## start Excerpted records

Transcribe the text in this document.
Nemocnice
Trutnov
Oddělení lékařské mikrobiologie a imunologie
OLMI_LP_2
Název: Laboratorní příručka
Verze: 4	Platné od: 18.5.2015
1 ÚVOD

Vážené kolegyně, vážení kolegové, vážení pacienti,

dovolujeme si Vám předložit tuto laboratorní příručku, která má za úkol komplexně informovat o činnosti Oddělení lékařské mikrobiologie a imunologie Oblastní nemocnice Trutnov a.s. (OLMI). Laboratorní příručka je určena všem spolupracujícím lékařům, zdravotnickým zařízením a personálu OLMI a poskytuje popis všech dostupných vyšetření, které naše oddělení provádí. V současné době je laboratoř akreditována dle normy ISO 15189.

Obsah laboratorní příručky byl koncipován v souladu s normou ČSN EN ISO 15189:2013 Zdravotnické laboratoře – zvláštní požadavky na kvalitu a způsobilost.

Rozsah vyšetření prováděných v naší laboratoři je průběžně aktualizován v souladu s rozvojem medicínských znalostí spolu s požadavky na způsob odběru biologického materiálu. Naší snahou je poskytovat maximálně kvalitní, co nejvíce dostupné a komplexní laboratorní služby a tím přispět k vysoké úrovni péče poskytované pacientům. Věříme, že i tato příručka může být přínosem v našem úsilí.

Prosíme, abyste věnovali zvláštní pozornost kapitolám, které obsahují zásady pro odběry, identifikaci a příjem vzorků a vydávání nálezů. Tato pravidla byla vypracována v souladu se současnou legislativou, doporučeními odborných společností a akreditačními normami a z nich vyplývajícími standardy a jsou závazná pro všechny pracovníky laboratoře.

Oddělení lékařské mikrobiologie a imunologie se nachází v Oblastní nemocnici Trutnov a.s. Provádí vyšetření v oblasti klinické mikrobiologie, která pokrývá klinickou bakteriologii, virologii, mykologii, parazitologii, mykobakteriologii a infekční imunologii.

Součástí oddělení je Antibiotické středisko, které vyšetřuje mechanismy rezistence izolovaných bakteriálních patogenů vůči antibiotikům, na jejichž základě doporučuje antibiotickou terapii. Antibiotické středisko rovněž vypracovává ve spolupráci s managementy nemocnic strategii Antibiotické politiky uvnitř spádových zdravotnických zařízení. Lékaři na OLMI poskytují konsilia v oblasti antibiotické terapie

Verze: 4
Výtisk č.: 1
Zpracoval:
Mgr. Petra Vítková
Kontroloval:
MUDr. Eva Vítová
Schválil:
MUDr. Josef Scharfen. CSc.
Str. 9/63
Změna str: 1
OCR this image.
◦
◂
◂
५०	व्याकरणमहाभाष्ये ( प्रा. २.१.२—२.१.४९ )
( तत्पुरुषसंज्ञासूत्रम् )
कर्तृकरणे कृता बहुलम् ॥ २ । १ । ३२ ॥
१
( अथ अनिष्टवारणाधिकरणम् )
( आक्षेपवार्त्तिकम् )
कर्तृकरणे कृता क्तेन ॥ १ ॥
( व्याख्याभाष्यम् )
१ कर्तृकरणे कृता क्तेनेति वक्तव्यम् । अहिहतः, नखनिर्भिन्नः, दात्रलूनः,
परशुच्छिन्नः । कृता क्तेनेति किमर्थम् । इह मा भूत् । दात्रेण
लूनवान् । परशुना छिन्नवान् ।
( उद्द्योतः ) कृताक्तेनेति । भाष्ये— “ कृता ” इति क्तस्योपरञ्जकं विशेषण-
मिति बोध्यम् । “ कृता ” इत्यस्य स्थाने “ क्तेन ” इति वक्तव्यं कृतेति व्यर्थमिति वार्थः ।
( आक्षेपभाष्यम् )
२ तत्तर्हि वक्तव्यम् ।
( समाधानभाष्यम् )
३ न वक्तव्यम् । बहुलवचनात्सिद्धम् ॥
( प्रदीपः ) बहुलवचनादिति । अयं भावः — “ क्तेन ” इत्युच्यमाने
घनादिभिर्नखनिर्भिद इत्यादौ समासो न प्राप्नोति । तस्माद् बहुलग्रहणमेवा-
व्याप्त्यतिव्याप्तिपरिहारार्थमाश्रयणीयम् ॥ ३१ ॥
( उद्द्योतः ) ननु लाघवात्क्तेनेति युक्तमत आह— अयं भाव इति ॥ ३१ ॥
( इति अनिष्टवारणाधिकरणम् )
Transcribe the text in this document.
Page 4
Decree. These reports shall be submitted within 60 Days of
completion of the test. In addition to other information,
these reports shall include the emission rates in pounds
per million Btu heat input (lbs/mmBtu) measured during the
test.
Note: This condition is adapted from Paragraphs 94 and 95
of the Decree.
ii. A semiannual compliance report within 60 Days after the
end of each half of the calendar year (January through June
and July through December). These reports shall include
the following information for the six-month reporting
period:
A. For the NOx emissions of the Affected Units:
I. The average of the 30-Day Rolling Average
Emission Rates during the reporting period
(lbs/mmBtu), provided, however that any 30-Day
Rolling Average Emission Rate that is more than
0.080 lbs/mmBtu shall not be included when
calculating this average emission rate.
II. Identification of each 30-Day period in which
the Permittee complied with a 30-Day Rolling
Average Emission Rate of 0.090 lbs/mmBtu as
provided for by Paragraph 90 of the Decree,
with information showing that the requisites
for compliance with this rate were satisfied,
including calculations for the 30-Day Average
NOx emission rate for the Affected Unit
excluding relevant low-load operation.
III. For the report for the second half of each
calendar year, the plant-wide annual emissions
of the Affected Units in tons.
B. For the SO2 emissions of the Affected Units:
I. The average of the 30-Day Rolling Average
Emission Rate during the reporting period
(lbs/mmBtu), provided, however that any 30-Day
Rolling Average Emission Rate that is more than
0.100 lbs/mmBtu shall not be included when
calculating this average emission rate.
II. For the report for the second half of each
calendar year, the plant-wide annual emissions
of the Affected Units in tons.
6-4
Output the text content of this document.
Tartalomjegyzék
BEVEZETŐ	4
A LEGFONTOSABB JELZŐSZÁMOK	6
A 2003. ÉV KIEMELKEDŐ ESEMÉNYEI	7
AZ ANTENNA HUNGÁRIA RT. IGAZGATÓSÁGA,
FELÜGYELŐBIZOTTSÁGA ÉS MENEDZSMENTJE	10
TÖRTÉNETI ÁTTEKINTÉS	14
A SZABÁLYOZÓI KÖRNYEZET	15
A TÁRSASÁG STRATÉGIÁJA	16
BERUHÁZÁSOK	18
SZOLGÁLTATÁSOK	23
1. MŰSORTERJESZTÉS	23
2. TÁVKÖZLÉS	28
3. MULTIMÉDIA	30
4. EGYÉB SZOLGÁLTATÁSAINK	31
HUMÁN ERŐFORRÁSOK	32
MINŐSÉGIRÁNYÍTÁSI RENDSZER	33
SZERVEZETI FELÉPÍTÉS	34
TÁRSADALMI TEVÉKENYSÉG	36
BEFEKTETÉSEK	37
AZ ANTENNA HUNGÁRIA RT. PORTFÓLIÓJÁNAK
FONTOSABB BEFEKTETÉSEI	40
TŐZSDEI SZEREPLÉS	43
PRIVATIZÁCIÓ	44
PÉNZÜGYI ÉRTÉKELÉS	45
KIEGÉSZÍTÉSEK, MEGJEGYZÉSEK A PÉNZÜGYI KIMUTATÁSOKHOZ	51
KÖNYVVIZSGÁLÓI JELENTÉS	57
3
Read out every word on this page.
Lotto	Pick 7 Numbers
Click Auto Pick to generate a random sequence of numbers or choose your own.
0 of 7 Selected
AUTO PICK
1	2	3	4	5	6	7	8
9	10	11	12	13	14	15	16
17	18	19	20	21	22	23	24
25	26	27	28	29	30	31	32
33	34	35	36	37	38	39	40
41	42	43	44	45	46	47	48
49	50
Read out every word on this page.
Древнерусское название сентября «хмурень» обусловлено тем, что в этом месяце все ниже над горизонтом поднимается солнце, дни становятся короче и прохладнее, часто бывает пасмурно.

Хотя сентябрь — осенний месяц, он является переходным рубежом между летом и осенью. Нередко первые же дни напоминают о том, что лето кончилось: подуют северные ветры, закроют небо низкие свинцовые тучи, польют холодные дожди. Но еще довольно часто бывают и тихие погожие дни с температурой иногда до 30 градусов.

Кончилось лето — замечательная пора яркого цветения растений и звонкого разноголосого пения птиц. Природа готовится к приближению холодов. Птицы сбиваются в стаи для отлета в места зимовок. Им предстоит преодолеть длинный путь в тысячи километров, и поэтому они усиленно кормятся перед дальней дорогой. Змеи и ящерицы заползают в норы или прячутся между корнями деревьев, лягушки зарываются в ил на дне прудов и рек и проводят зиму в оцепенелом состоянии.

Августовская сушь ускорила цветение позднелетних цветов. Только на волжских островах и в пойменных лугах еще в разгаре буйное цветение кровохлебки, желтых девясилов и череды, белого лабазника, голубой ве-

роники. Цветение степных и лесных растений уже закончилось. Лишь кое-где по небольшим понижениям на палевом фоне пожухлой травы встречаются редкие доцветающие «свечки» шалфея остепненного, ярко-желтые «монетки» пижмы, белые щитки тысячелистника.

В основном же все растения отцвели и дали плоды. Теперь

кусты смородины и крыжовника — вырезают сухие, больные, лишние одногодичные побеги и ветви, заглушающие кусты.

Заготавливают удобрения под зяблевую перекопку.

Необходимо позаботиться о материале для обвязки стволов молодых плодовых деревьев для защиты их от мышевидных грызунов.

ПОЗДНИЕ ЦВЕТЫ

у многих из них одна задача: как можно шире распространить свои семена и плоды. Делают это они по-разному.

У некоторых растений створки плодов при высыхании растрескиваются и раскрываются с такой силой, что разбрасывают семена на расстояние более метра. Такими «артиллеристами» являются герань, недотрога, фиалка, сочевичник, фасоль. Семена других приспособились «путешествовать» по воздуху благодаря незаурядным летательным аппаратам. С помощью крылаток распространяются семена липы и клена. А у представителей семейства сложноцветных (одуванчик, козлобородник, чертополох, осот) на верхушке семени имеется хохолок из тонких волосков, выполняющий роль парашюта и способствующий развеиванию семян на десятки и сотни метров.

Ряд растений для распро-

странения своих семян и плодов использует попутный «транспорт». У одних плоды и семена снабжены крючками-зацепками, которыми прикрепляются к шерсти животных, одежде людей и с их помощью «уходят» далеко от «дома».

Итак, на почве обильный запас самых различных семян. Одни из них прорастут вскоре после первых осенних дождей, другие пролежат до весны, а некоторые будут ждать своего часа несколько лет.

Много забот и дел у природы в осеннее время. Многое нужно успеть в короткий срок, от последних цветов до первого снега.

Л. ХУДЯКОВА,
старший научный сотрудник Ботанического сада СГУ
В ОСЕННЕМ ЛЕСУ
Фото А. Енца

## end Excerpted records

#### Exercise directions:
Look through the entries above and list every line containing "která".

#### Worked solution:
dovolujeme si Vám předložit tuto laboratorní příručku, která má za úkol komplexně informovat o činnosti Oddělení lékařské mikrobiologie a imunologie Oblastní nemocnice Trutnov a.s. (OLMI). Laboratorní příručka je určena všem spolupracujícím lékařům, zdravotnickým zařízením a personálu OLMI a poskytuje popis všech dostupných vyšetření, které naše oddělení provádí. V současné době je laboratoř akreditována dle normy ISO 15189.
Oddělení lékařské mikrobiologie a imunologie se nachází v Oblastní nemocnici Trutnov a.s. Provádí vyšetření v oblasti klinické mikrobiologie, která pokrývá klinickou bakteriologii, virologii, mykologii, parazitologii, mykobakteriologii a infekční imunologii.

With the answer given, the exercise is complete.